━━━ Exercise material ━━━
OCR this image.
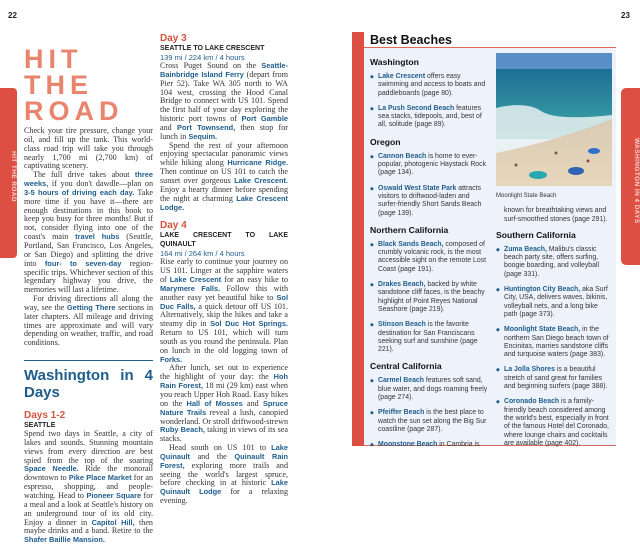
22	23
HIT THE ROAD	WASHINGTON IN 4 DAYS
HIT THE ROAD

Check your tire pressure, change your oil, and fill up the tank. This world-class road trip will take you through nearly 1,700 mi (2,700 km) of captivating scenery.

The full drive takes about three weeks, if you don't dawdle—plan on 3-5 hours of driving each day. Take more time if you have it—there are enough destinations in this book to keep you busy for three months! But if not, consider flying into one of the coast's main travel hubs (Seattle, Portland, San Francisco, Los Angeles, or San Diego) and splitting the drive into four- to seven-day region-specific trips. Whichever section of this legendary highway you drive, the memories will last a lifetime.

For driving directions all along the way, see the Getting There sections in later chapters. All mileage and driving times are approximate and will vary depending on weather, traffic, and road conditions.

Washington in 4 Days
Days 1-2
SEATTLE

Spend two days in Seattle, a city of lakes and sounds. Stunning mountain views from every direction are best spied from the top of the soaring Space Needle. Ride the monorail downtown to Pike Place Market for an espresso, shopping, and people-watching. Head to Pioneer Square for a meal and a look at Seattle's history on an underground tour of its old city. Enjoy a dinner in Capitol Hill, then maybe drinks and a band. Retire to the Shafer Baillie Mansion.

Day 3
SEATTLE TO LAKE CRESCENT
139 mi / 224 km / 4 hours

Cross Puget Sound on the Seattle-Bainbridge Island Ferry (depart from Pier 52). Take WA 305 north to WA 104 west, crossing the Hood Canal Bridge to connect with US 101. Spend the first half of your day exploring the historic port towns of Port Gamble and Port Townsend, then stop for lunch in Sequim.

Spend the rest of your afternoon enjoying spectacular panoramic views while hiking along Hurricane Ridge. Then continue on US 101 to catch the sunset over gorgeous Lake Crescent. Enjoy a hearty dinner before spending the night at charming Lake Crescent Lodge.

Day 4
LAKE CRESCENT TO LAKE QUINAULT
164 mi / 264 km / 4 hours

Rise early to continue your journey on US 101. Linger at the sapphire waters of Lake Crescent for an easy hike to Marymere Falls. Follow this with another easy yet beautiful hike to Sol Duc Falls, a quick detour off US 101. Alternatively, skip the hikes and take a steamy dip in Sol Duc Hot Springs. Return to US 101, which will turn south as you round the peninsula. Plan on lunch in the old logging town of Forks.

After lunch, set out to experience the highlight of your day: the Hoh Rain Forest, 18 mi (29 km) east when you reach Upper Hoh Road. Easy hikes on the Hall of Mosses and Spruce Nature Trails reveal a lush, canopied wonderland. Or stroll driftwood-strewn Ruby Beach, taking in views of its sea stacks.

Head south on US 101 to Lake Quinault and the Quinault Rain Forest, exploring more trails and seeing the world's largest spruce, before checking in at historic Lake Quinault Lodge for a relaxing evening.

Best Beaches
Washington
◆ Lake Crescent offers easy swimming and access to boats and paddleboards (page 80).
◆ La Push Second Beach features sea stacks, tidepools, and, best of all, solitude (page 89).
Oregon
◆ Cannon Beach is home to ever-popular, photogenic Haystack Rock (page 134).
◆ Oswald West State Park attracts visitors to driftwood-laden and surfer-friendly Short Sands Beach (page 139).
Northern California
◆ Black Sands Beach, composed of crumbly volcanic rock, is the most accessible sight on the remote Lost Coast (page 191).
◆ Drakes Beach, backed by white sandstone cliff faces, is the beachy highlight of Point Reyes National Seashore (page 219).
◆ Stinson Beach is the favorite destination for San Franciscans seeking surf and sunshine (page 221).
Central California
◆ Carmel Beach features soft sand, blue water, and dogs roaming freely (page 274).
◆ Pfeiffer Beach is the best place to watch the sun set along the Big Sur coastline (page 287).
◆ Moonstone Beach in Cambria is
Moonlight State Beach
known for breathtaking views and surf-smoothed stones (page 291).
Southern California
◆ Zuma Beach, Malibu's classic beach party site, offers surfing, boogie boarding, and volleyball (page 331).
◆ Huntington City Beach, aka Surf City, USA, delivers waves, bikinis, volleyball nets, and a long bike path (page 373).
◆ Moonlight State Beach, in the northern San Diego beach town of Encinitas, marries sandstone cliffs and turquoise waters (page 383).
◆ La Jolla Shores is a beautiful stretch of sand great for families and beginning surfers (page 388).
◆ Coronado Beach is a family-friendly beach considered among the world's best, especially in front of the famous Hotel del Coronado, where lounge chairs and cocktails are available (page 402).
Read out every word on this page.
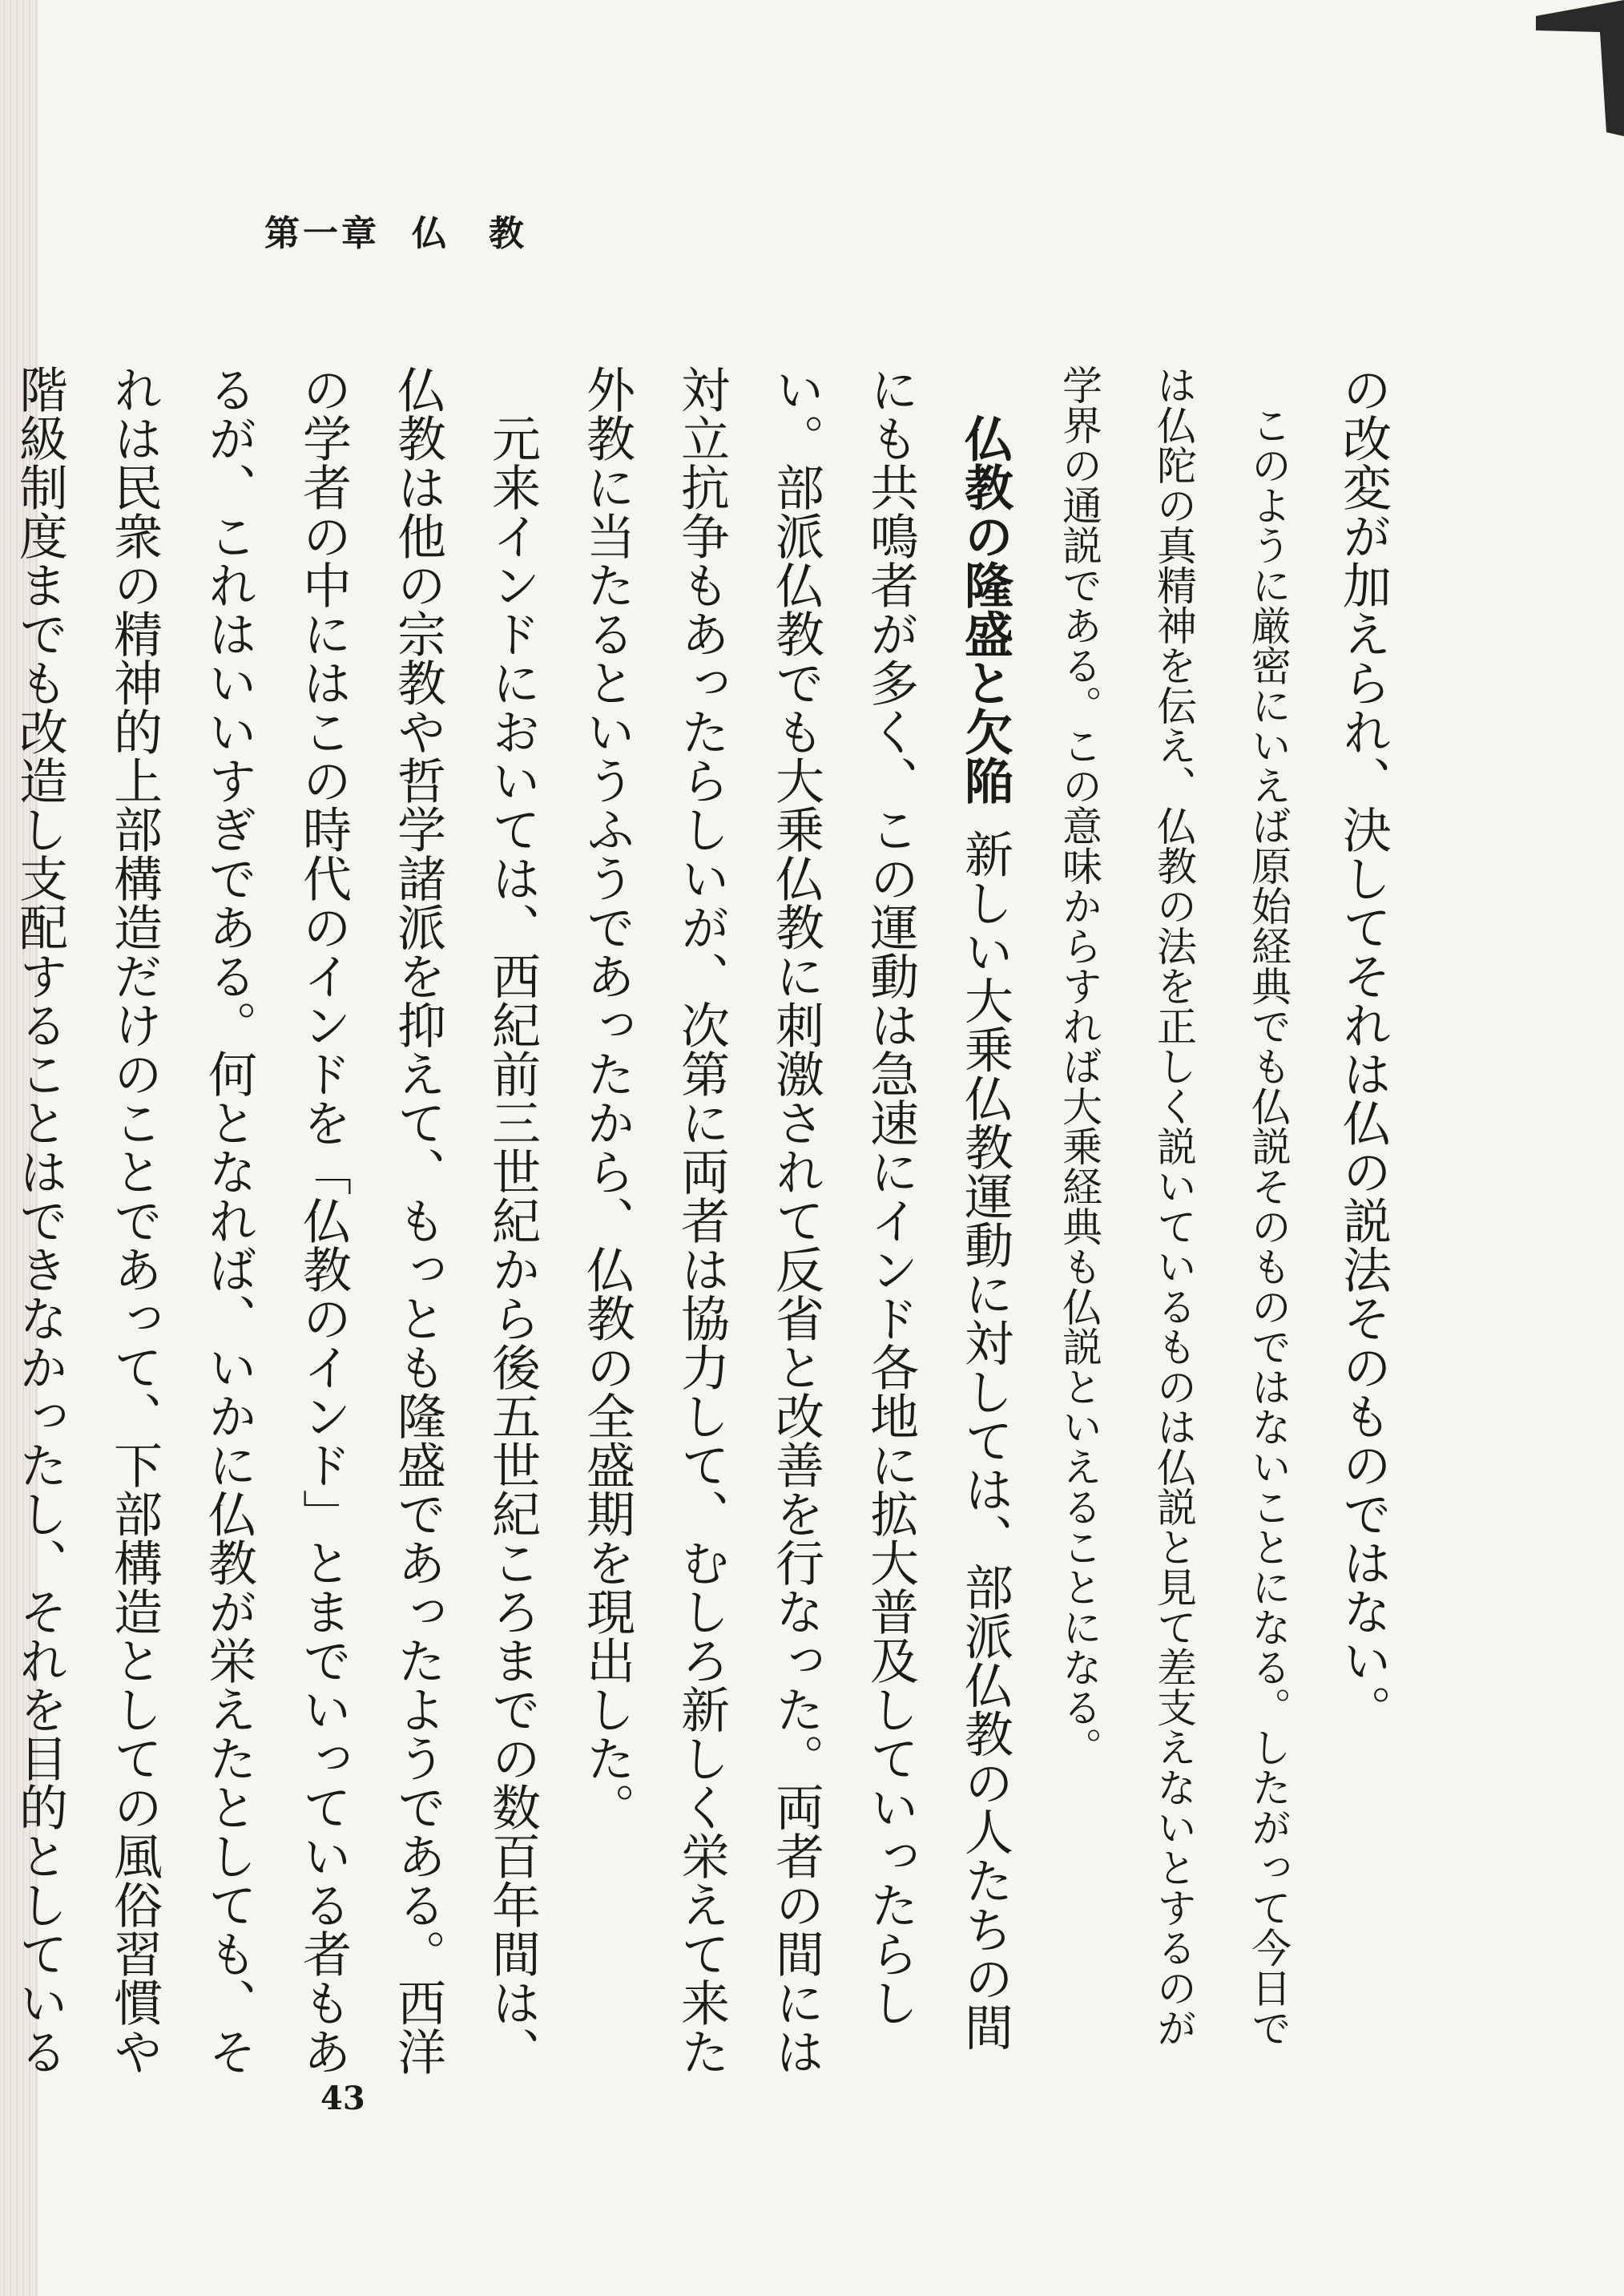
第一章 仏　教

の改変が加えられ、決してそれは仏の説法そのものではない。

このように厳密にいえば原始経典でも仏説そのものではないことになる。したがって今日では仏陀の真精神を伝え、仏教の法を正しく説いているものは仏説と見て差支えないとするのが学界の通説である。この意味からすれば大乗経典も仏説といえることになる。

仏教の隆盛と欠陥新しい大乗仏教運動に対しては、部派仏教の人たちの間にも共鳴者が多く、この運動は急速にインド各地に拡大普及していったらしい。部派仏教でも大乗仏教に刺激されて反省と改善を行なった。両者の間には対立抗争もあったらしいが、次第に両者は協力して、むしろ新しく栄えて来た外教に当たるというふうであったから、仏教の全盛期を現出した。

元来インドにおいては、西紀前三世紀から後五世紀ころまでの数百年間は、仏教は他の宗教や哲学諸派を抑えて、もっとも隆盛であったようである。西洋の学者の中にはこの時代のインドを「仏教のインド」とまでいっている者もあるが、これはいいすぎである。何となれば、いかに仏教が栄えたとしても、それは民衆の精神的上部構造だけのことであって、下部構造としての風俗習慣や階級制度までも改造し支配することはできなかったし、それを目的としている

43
━━━
• Aim of the exercise
The required output is the number of lines containing the word "dinner", and nothing besides.

• Response to the exercise
2